[Given entries]
--- START ---

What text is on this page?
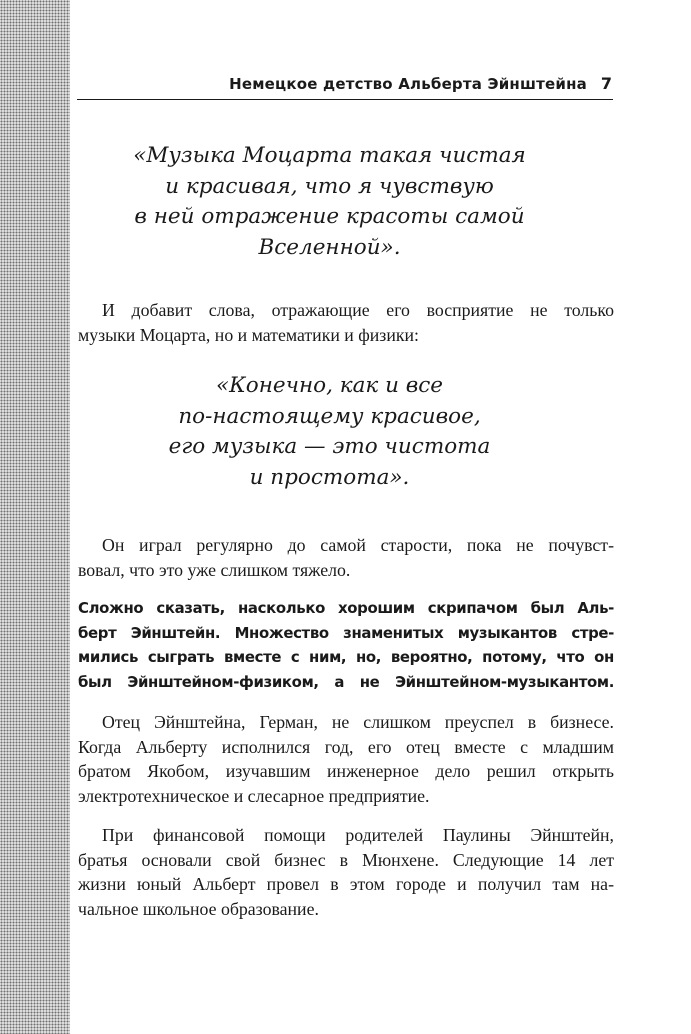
Немецкое детство Альберта Эйнштейна 7
«Музыка Моцарта такая чистая
и красивая, что я чувствую
в ней отражение красоты самой
Вселенной».
И добавит слова, отражающие его восприятие не только
музыки Моцарта, но и математики и физики:
«Конечно, как и все
по-настоящему красивое,
его музыка — это чистота
и простота».
Он играл регулярно до самой старости, пока не почувст-
вовал, что это уже слишком тяжело.
Сложно сказать, насколько хорошим скрипачом был Аль-
берт Эйнштейн. Множество знаменитых музыкантов стре-
мились сыграть вместе с ним, но, вероятно, потому, что он
был Эйнштейном-физиком, а не Эйнштейном-музыкантом.
Отец Эйнштейна, Герман, не слишком преуспел в бизнесе.
Когда Альберту исполнился год, его отец вместе с младшим
братом Якобом, изучавшим инженерное дело решил открыть
электротехническое и слесарное предприятие.
При финансовой помощи родителей Паулины Эйнштейн,
братья основали свой бизнес в Мюнхене. Следующие 14 лет
жизни юный Альберт провел в этом городе и получил там на-
чальное школьное образование.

--- END ---

[Task objective] Repeat the material above verbatim. Leave the pictures behind.

[Solved problem]
What text is on this page?
Немецкое детство Альберта Эйнштейна 7
«Музыка Моцарта такая чистая
и красивая, что я чувствую
в ней отражение красоты самой
Вселенной».
И добавит слова, отражающие его восприятие не только
музыки Моцарта, но и математики и физики:
«Конечно, как и все
по-настоящему красивое,
его музыка — это чистота
и простота».
Он играл регулярно до самой старости, пока не почувст-
вовал, что это уже слишком тяжело.
Сложно сказать, насколько хорошим скрипачом был Аль-
берт Эйнштейн. Множество знаменитых музыкантов стре-
мились сыграть вместе с ним, но, вероятно, потому, что он
был Эйнштейном-физиком, а не Эйнштейном-музыкантом.
Отец Эйнштейна, Герман, не слишком преуспел в бизнесе.
Когда Альберту исполнился год, его отец вместе с младшим
братом Якобом, изучавшим инженерное дело решил открыть
электротехническое и слесарное предприятие.
При финансовой помощи родителей Паулины Эйнштейн,
братья основали свой бизнес в Мюнхене. Следующие 14 лет
жизни юный Альберт провел в этом городе и получил там на-
чальное школьное образование.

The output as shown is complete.